Task prompt:
Say how many lines hold the string "JSON"; please write nothing but the number.

Data for the task:
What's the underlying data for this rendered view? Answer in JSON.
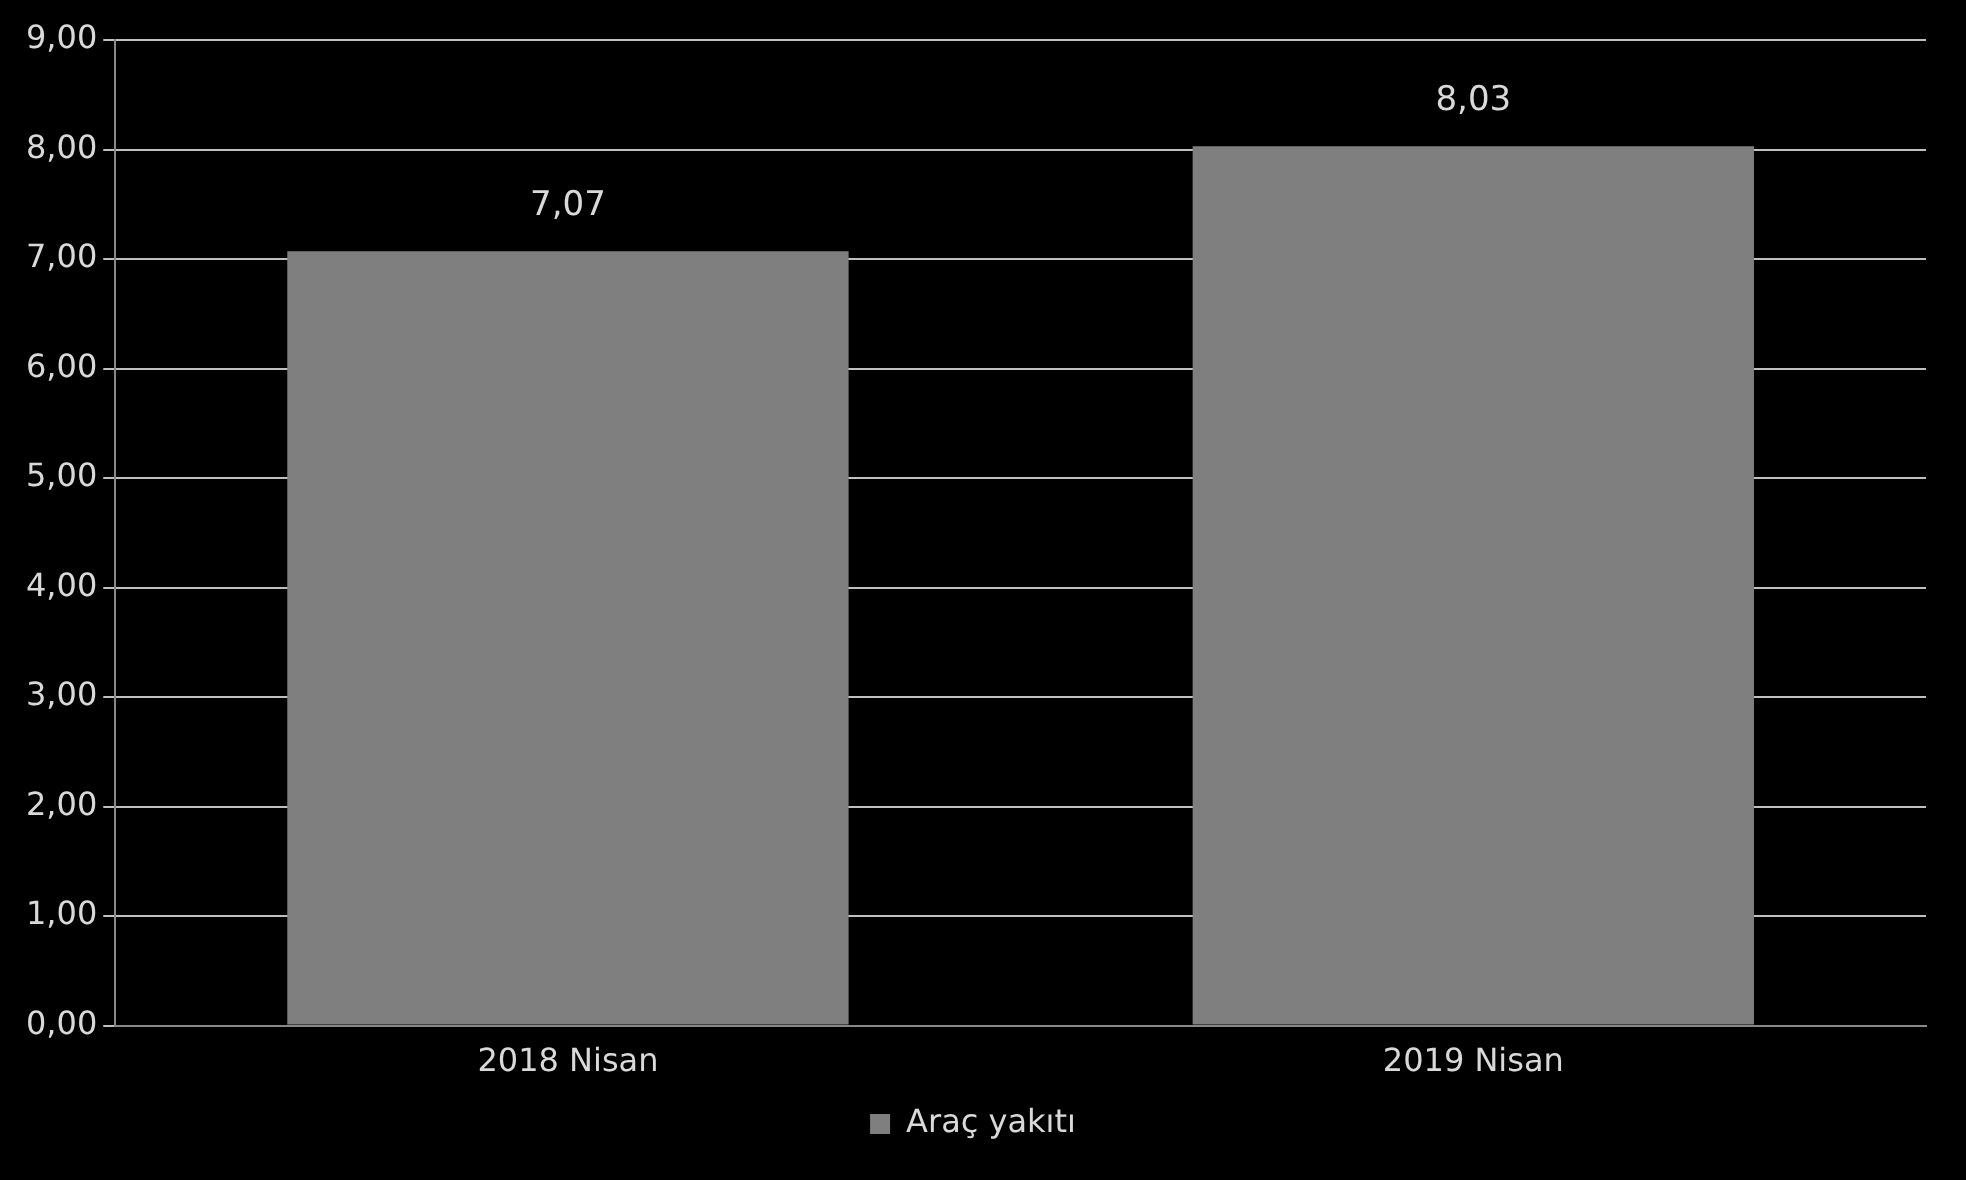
{
  "chart_data": {
    "type": "bar",
    "categories": [
      "2018 Nisan",
      "2019 Nisan"
    ],
    "series": [
      {
        "name": "Araç yakıtı",
        "color": "#7f7f7f",
        "values": [
          7.07,
          8.03
        ],
        "value_labels": [
          "7,07",
          "8,03"
        ]
      }
    ],
    "ylim": [
      0,
      9
    ],
    "yticks": [
      {
        "value": 0,
        "label": "0,00"
      },
      {
        "value": 1,
        "label": "1,00"
      },
      {
        "value": 2,
        "label": "2,00"
      },
      {
        "value": 3,
        "label": "3,00"
      },
      {
        "value": 4,
        "label": "4,00"
      },
      {
        "value": 5,
        "label": "5,00"
      },
      {
        "value": 6,
        "label": "6,00"
      },
      {
        "value": 7,
        "label": "7,00"
      },
      {
        "value": 8,
        "label": "8,00"
      },
      {
        "value": 9,
        "label": "9,00"
      }
    ],
    "grid": "y",
    "legend": "bottom"
  }
}
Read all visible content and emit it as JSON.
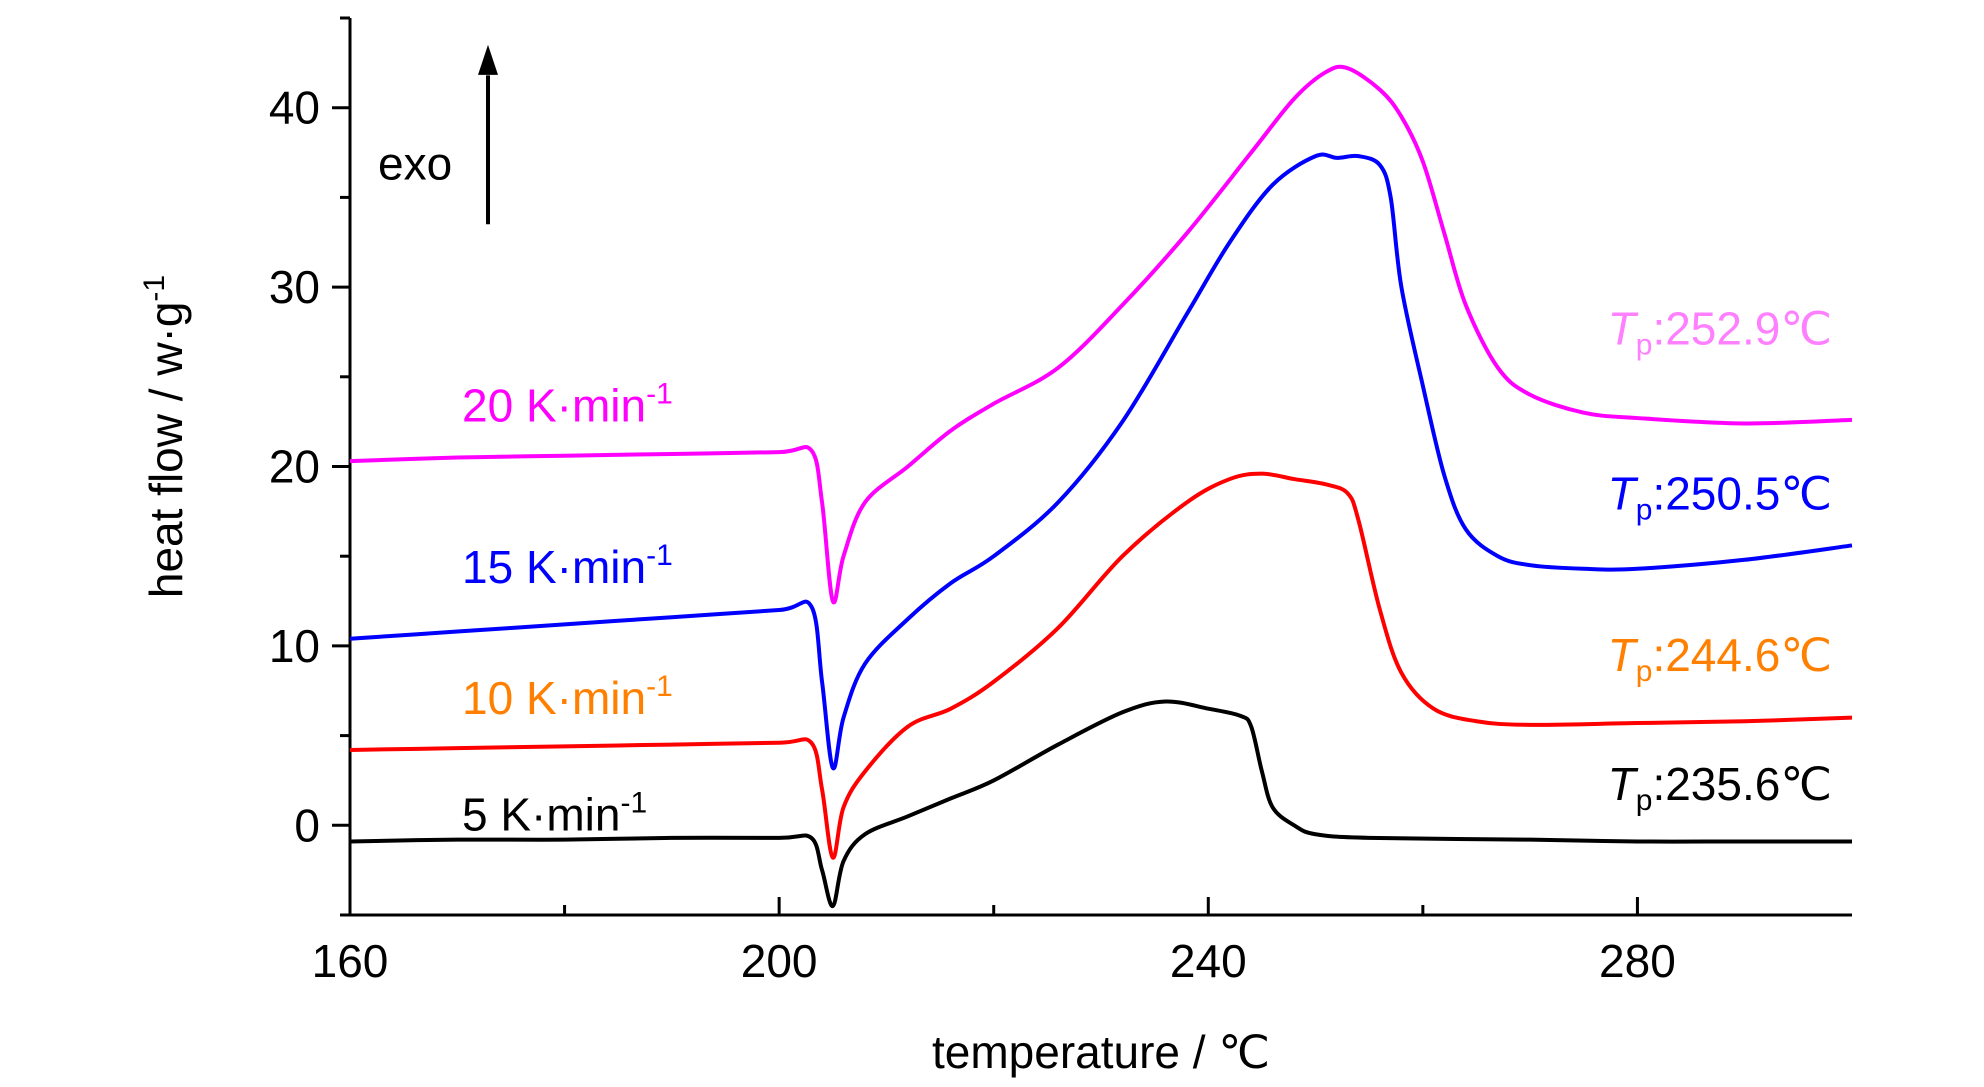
{
  "chart_data": {
    "type": "line",
    "xlabel": "temperature / ℃",
    "ylabel_main": "heat flow / w·g",
    "ylabel_sup": "-1",
    "xlim": [
      160,
      300
    ],
    "ylim": [
      -5,
      45
    ],
    "xticks": [
      160,
      200,
      240,
      280
    ],
    "yticks": [
      0,
      10,
      20,
      30,
      40
    ],
    "grid": false,
    "direction_label": "exo",
    "series": [
      {
        "name": "20 K·min-1",
        "label_main": "20 K·min",
        "label_sup": "-1",
        "color": "#ff00ff",
        "label_color": "#ff00ff",
        "peak_sym": "T",
        "peak_sub": "p",
        "peak_text": ":252.9℃",
        "peak_color": "#ff80ff",
        "points": [
          [
            160,
            20.3
          ],
          [
            170,
            20.5
          ],
          [
            180,
            20.6
          ],
          [
            190,
            20.7
          ],
          [
            200,
            20.8
          ],
          [
            203,
            20.9
          ],
          [
            204,
            18
          ],
          [
            205,
            12.5
          ],
          [
            206,
            15
          ],
          [
            208,
            18
          ],
          [
            212,
            20
          ],
          [
            216,
            22
          ],
          [
            220,
            23.5
          ],
          [
            226,
            25.5
          ],
          [
            232,
            29
          ],
          [
            238,
            33
          ],
          [
            244,
            37.5
          ],
          [
            248,
            40.5
          ],
          [
            251,
            42
          ],
          [
            253,
            42.2
          ],
          [
            256,
            41
          ],
          [
            258,
            39.5
          ],
          [
            260,
            37
          ],
          [
            262,
            33
          ],
          [
            264,
            29
          ],
          [
            267,
            25.5
          ],
          [
            270,
            24
          ],
          [
            275,
            23
          ],
          [
            280,
            22.7
          ],
          [
            290,
            22.4
          ],
          [
            300,
            22.6
          ]
        ]
      },
      {
        "name": "15 K·min-1",
        "label_main": "15 K·min",
        "label_sup": "-1",
        "color": "#0000ff",
        "label_color": "#0000ff",
        "peak_sym": "T",
        "peak_sub": "p",
        "peak_text": ":250.5℃",
        "peak_color": "#0000ff",
        "points": [
          [
            160,
            10.4
          ],
          [
            170,
            10.8
          ],
          [
            180,
            11.2
          ],
          [
            190,
            11.6
          ],
          [
            200,
            12
          ],
          [
            203,
            12.2
          ],
          [
            204,
            8
          ],
          [
            205,
            3.2
          ],
          [
            206,
            6
          ],
          [
            208,
            9
          ],
          [
            212,
            11.5
          ],
          [
            216,
            13.5
          ],
          [
            220,
            15
          ],
          [
            226,
            18
          ],
          [
            232,
            22.5
          ],
          [
            238,
            28.5
          ],
          [
            242,
            32.5
          ],
          [
            246,
            35.7
          ],
          [
            250,
            37.3
          ],
          [
            252,
            37.2
          ],
          [
            254,
            37.3
          ],
          [
            256,
            36.8
          ],
          [
            257,
            35
          ],
          [
            258,
            30
          ],
          [
            260,
            24.5
          ],
          [
            262,
            19.5
          ],
          [
            264,
            16.5
          ],
          [
            267,
            15
          ],
          [
            270,
            14.5
          ],
          [
            275,
            14.3
          ],
          [
            280,
            14.3
          ],
          [
            290,
            14.8
          ],
          [
            300,
            15.6
          ]
        ]
      },
      {
        "name": "10 K·min-1",
        "label_main": "10 K·min",
        "label_sup": "-1",
        "color": "#ff0000",
        "label_color": "#ff8000",
        "peak_sym": "T",
        "peak_sub": "p",
        "peak_text": ":244.6℃",
        "peak_color": "#ff8000",
        "points": [
          [
            160,
            4.2
          ],
          [
            170,
            4.3
          ],
          [
            180,
            4.4
          ],
          [
            190,
            4.5
          ],
          [
            200,
            4.6
          ],
          [
            203,
            4.6
          ],
          [
            204,
            2
          ],
          [
            205,
            -1.8
          ],
          [
            206,
            1
          ],
          [
            208,
            3
          ],
          [
            212,
            5.5
          ],
          [
            216,
            6.5
          ],
          [
            220,
            8
          ],
          [
            226,
            11
          ],
          [
            232,
            15
          ],
          [
            238,
            18
          ],
          [
            242,
            19.3
          ],
          [
            245,
            19.6
          ],
          [
            248,
            19.3
          ],
          [
            251,
            19
          ],
          [
            253,
            18.5
          ],
          [
            254,
            17
          ],
          [
            256,
            12
          ],
          [
            258,
            8.5
          ],
          [
            261,
            6.5
          ],
          [
            265,
            5.8
          ],
          [
            270,
            5.6
          ],
          [
            280,
            5.7
          ],
          [
            290,
            5.8
          ],
          [
            300,
            6
          ]
        ]
      },
      {
        "name": "5 K·min-1",
        "label_main": "5 K·min",
        "label_sup": "-1",
        "color": "#000000",
        "label_color": "#000000",
        "peak_sym": "T",
        "peak_sub": "p",
        "peak_text": ":235.6℃",
        "peak_color": "#000000",
        "points": [
          [
            160,
            -0.9
          ],
          [
            170,
            -0.8
          ],
          [
            180,
            -0.8
          ],
          [
            190,
            -0.7
          ],
          [
            200,
            -0.7
          ],
          [
            203,
            -0.7
          ],
          [
            204,
            -2.5
          ],
          [
            205,
            -4.5
          ],
          [
            206,
            -2
          ],
          [
            208,
            -0.5
          ],
          [
            212,
            0.5
          ],
          [
            216,
            1.5
          ],
          [
            220,
            2.5
          ],
          [
            226,
            4.5
          ],
          [
            232,
            6.3
          ],
          [
            236,
            6.9
          ],
          [
            240,
            6.5
          ],
          [
            243,
            6.1
          ],
          [
            244,
            5.5
          ],
          [
            245,
            3
          ],
          [
            246,
            1
          ],
          [
            248,
            0
          ],
          [
            250,
            -0.5
          ],
          [
            255,
            -0.7
          ],
          [
            270,
            -0.8
          ],
          [
            280,
            -0.9
          ],
          [
            290,
            -0.9
          ],
          [
            300,
            -0.9
          ]
        ]
      }
    ]
  }
}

Solved problem:
2